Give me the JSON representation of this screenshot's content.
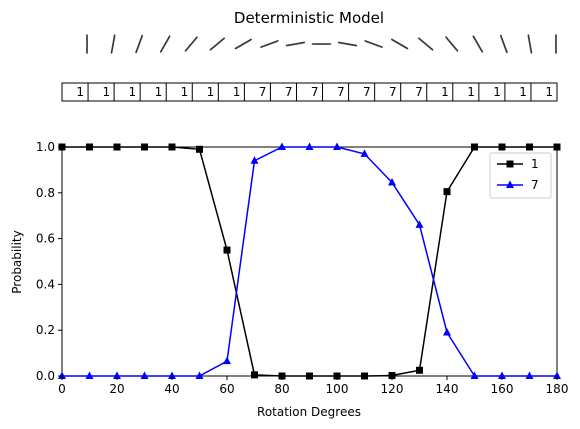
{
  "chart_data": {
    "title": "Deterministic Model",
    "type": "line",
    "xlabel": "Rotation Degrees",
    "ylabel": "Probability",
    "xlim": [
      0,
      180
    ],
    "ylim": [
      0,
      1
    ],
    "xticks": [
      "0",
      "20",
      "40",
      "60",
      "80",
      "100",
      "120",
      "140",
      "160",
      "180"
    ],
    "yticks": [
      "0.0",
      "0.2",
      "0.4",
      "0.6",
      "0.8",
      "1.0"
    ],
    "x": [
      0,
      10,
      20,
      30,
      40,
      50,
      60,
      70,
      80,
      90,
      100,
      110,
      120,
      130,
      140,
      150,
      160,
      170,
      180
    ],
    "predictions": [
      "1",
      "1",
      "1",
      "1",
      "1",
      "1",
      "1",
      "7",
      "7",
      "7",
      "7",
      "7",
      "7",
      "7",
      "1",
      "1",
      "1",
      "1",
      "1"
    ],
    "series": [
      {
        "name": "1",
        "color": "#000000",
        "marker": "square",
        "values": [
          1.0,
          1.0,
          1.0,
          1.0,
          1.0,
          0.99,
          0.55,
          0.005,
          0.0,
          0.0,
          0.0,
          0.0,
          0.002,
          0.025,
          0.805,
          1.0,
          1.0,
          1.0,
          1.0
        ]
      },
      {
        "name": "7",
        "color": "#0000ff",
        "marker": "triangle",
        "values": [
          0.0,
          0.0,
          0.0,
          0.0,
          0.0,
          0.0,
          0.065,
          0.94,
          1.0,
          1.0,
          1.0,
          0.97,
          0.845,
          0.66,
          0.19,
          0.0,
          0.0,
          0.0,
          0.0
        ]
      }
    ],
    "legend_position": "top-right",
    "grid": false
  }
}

--

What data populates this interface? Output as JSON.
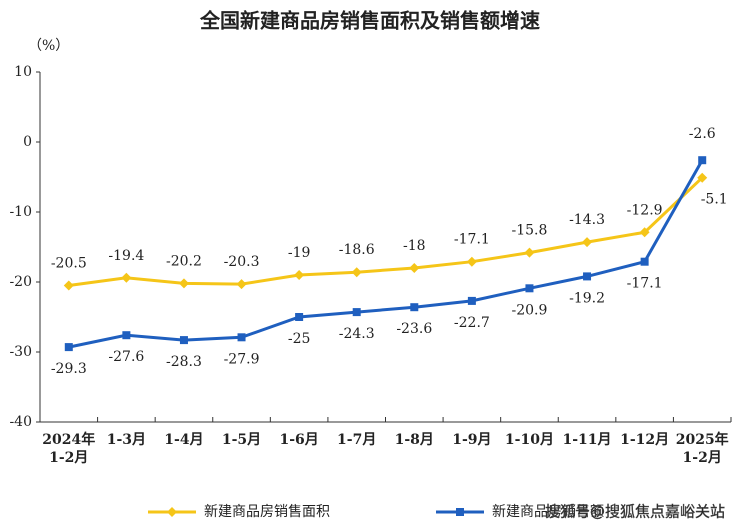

...

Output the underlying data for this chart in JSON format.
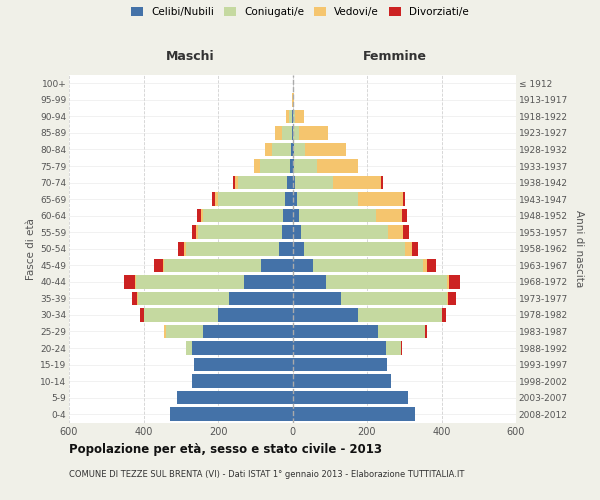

- [What you have to do]: Collect each line holding the string "Output".

- [Written response]:
What data populates this interface? Output as JSON.
Output the underlying data for this chart in JSON format.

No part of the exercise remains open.